WRITTEN INSTRUCTION: Determine how many lines of this material contain "ffffff". Give only the number.

DATA FOR THIS TASK:
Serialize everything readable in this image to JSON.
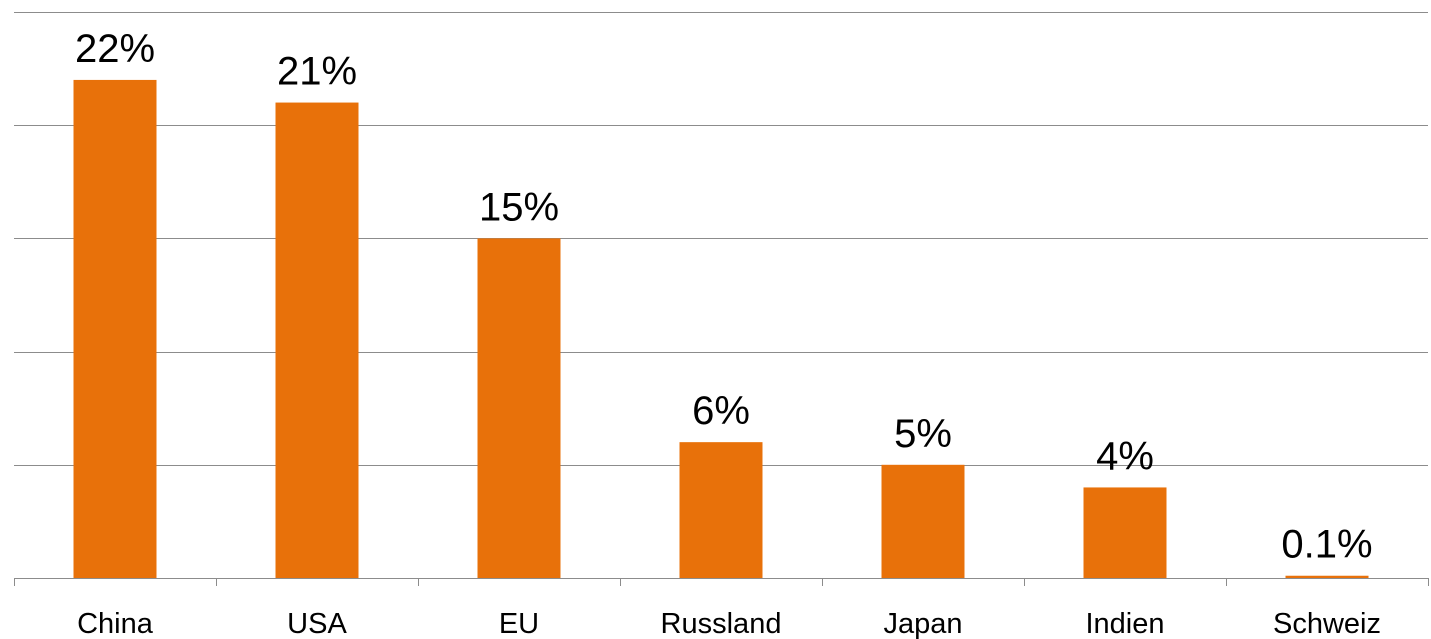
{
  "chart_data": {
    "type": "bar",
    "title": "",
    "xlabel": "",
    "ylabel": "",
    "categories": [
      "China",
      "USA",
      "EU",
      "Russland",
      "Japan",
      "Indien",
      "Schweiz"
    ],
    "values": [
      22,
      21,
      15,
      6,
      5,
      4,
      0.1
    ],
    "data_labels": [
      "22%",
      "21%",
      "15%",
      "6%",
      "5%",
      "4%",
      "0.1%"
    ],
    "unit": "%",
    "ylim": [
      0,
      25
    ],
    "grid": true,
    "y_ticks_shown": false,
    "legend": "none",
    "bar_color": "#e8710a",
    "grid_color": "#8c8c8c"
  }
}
---
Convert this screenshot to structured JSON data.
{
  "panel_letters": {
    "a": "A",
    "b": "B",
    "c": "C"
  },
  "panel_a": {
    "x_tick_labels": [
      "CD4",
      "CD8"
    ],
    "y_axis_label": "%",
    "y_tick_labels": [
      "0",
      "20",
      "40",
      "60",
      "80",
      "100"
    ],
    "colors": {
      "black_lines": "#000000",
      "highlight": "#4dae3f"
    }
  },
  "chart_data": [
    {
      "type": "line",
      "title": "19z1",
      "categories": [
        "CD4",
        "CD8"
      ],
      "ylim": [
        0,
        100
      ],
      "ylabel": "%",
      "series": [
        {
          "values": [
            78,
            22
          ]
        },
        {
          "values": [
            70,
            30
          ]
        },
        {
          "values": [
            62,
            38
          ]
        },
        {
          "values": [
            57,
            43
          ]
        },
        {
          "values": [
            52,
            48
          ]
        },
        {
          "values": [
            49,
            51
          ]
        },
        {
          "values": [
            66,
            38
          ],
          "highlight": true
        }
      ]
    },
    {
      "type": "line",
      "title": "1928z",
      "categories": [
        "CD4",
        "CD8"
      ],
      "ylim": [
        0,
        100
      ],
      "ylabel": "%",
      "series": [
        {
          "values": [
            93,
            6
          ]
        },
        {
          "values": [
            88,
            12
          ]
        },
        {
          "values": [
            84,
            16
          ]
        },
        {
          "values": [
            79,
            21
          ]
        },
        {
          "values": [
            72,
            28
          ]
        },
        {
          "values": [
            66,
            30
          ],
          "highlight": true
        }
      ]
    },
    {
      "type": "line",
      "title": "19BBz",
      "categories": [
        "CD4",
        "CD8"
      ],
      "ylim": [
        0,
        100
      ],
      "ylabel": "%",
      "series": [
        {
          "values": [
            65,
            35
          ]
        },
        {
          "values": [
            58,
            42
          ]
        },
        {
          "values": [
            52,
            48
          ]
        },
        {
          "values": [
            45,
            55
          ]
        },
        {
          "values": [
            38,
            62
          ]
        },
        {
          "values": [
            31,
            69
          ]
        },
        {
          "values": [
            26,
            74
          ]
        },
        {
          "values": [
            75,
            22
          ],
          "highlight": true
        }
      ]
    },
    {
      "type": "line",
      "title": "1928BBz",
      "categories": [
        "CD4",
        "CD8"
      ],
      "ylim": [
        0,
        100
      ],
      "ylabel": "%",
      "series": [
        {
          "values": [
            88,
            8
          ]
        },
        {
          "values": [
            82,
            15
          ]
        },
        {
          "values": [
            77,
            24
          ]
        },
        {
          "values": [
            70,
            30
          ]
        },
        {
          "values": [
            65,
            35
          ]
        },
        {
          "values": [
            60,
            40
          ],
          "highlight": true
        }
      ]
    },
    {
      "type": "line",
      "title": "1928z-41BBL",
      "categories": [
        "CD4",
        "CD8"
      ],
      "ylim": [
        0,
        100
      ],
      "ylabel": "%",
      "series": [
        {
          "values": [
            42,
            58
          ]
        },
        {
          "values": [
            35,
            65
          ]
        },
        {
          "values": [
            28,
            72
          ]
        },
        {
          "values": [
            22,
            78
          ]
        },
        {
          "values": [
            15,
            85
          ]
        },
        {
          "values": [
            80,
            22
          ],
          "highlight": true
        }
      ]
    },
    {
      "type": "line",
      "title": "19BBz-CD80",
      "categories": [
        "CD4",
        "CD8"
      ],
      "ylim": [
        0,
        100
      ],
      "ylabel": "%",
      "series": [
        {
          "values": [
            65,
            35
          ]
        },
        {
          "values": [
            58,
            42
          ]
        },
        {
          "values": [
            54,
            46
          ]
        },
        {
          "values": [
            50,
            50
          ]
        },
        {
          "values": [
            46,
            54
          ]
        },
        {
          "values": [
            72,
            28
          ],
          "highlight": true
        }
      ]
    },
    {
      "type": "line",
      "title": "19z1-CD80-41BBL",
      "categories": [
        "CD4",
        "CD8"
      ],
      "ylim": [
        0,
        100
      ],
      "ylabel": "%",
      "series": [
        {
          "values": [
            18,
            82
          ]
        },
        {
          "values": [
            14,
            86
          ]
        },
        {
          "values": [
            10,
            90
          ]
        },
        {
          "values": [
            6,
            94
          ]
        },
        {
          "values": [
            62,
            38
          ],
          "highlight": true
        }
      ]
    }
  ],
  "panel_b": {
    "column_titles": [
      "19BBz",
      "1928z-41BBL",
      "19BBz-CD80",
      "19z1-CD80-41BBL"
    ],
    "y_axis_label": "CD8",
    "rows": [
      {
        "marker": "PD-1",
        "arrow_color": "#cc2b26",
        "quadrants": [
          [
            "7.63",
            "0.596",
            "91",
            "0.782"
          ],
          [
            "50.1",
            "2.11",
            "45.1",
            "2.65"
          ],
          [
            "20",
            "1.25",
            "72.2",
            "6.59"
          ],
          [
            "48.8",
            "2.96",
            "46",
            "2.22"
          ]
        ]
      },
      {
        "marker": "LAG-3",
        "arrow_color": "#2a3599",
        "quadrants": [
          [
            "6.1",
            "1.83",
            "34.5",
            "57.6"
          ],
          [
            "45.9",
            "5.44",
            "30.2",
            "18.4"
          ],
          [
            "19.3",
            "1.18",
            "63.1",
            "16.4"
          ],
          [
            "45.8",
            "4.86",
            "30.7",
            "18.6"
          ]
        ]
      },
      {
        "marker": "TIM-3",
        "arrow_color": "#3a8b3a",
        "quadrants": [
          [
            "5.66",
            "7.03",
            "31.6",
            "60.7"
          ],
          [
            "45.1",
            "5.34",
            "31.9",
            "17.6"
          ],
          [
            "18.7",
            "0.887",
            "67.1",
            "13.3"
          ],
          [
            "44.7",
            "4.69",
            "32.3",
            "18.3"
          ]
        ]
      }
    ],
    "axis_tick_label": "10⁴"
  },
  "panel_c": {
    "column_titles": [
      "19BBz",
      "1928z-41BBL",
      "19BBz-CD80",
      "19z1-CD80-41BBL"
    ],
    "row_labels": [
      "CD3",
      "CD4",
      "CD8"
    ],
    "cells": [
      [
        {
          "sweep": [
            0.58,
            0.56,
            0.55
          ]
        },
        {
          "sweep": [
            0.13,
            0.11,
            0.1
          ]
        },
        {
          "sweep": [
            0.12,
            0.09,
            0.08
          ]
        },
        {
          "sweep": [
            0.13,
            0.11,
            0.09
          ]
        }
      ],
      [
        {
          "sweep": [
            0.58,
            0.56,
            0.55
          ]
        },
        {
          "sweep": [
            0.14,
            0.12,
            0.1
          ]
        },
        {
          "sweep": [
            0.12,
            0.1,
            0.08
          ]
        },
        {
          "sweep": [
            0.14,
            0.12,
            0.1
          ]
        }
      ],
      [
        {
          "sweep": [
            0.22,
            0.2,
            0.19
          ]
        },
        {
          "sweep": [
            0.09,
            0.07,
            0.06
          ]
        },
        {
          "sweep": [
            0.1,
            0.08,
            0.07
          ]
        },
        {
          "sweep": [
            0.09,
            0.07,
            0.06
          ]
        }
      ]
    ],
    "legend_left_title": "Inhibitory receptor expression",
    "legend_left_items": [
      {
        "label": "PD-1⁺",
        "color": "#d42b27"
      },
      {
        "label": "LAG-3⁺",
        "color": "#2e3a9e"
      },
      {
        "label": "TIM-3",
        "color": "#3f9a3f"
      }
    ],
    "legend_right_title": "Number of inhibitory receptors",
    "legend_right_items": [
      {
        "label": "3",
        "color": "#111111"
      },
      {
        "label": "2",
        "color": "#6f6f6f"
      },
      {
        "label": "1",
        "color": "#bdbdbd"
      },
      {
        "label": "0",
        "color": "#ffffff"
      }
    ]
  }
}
* * *
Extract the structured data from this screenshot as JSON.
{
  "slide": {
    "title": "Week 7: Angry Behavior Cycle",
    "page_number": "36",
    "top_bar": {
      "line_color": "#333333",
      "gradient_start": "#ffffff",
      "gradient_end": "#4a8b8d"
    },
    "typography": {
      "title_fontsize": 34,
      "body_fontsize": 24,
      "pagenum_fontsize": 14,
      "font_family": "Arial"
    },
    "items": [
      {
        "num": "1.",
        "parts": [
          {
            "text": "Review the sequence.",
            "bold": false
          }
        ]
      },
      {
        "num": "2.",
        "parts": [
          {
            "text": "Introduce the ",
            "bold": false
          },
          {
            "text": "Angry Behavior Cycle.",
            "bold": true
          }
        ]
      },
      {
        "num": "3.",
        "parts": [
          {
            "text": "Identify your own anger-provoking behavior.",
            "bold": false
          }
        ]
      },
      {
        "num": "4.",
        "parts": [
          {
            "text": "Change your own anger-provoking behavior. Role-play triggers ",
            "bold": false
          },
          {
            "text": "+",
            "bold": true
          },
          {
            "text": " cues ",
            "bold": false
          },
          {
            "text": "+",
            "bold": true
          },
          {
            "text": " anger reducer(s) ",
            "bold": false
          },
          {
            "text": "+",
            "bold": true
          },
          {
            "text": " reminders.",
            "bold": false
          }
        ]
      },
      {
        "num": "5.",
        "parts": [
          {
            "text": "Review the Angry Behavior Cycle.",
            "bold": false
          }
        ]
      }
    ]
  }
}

ANSWER TO THIS TASK: 2